DIRECTION |
Look for the word "text" in the entries below, then copy every line that has it.

RECORDS TO USE |
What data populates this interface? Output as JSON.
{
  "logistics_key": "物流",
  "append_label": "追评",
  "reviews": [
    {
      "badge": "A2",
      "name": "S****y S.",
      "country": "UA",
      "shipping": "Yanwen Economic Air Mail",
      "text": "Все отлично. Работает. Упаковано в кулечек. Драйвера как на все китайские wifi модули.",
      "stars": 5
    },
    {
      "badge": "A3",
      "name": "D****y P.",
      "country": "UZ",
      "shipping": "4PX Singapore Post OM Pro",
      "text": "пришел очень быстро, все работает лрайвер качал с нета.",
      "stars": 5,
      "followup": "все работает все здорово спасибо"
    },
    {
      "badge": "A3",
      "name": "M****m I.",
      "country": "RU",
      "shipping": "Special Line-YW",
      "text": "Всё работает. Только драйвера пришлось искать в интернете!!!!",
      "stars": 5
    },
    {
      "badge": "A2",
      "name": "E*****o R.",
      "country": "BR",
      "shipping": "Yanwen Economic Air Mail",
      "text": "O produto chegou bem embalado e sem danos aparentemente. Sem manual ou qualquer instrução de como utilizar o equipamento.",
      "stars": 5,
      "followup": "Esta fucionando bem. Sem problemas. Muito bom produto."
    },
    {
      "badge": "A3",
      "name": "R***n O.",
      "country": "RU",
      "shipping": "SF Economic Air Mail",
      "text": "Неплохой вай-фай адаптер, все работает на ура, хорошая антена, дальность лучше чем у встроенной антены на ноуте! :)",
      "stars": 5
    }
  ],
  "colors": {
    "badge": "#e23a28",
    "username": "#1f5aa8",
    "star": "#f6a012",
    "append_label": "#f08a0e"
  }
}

==

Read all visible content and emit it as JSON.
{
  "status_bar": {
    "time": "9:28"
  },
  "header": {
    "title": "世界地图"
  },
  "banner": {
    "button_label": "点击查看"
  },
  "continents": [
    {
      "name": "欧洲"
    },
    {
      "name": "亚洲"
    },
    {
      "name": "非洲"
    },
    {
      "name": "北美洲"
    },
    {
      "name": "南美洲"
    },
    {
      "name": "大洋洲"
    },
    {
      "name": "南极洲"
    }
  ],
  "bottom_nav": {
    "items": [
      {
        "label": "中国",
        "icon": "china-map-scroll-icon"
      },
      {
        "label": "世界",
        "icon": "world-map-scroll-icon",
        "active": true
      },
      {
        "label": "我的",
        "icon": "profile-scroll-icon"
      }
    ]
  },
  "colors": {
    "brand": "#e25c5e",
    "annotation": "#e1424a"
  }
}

---

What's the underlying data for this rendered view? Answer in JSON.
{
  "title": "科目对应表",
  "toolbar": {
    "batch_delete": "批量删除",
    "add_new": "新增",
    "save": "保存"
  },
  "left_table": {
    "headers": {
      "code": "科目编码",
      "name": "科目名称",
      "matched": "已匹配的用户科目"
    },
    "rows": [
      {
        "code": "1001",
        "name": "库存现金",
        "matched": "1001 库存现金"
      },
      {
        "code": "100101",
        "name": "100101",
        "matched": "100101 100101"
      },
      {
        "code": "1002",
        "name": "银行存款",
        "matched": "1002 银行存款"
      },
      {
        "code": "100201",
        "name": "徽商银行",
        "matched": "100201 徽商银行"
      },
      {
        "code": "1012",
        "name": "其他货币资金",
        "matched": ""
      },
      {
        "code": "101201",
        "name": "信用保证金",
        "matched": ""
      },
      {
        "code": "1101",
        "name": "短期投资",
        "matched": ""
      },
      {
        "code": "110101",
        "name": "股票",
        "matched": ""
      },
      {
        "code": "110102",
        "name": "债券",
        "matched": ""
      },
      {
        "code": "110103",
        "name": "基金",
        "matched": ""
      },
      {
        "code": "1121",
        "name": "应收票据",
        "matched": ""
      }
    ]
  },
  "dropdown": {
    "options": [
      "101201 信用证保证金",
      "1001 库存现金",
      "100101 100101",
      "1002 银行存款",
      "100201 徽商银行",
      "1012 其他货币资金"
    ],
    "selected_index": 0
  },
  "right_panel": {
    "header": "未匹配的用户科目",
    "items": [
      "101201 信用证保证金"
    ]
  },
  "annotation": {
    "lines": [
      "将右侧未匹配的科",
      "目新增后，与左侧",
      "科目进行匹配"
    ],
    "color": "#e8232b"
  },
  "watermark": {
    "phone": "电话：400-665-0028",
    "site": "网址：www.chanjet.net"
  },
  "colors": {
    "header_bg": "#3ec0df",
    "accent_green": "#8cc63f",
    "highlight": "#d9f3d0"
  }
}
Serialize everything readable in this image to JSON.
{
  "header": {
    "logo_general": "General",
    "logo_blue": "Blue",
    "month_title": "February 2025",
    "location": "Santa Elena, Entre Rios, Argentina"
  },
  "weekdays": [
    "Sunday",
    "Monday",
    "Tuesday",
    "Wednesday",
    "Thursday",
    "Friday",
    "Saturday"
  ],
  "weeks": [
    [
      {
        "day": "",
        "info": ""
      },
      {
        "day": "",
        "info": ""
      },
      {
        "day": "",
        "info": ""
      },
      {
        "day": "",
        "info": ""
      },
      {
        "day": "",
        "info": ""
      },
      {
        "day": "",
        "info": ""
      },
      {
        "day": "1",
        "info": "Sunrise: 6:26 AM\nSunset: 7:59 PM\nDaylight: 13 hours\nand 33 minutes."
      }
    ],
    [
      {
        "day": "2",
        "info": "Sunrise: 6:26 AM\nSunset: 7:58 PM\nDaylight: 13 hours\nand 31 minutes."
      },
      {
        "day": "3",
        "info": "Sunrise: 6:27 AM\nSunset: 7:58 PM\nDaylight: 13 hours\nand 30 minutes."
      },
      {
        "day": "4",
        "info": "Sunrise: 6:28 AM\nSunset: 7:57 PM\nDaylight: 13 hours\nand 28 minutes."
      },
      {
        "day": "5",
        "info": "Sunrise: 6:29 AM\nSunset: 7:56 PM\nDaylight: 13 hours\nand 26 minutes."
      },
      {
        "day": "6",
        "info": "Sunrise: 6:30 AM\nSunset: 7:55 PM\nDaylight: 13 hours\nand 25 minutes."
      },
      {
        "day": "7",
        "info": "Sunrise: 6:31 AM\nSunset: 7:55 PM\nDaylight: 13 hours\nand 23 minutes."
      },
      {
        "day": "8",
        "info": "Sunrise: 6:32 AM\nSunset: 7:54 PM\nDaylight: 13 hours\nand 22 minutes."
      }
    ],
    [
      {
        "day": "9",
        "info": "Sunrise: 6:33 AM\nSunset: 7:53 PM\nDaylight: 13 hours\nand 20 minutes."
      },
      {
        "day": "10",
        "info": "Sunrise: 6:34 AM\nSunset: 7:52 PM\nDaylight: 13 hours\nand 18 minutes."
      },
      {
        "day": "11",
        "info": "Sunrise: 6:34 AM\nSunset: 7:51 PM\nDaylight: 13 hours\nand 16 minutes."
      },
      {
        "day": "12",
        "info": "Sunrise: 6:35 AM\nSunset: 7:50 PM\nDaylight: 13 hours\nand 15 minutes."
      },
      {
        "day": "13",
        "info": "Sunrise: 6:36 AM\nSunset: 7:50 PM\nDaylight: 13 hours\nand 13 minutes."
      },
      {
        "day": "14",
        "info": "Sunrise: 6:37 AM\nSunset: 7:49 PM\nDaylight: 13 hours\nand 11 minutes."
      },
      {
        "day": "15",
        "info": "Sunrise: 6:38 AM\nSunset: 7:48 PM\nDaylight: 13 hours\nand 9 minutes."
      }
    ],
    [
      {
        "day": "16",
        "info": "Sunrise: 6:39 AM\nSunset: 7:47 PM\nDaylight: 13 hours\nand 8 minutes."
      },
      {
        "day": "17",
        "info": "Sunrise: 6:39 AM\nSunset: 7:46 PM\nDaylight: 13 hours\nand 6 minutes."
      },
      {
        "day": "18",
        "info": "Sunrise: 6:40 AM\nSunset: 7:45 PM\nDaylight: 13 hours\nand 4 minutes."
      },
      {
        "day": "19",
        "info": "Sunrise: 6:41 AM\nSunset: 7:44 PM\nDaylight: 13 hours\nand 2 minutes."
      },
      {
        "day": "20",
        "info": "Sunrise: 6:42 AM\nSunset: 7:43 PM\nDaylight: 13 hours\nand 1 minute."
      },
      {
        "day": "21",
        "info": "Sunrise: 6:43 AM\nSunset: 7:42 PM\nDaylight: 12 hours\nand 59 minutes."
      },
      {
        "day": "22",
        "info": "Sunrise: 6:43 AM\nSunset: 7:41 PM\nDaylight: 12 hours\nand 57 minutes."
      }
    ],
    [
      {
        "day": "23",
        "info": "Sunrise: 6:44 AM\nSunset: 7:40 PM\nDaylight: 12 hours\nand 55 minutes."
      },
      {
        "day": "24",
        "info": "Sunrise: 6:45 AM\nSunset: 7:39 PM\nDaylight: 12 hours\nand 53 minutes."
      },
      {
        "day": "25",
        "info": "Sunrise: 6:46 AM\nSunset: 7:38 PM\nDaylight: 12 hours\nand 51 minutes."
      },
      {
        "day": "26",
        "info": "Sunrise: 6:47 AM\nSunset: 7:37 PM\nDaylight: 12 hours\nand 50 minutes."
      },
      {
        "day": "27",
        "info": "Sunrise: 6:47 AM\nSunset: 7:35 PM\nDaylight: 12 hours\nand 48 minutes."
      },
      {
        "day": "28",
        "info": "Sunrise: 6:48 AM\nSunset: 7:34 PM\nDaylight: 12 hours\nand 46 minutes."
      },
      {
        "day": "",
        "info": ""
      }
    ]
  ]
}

PROBLEM SOLUTION |
      "text": "Все отлично. Работает. Упаковано в кулечек. Драйвера как на все китайские wifi модули.",
      "text": "пришел очень быстро, все работает лрайвер качал с нета.",
      "text": "Всё работает. Только драйвера пришлось искать в интернете!!!!",
      "text": "O produto chegou bem embalado e sem danos aparentemente. Sem manual ou qualquer instrução de como utilizar o equipamento.",
      "text": "Неплохой вай-фай адаптер, все работает на ура, хорошая антена, дальность лучше чем у встроенной антены на ноуте! :)",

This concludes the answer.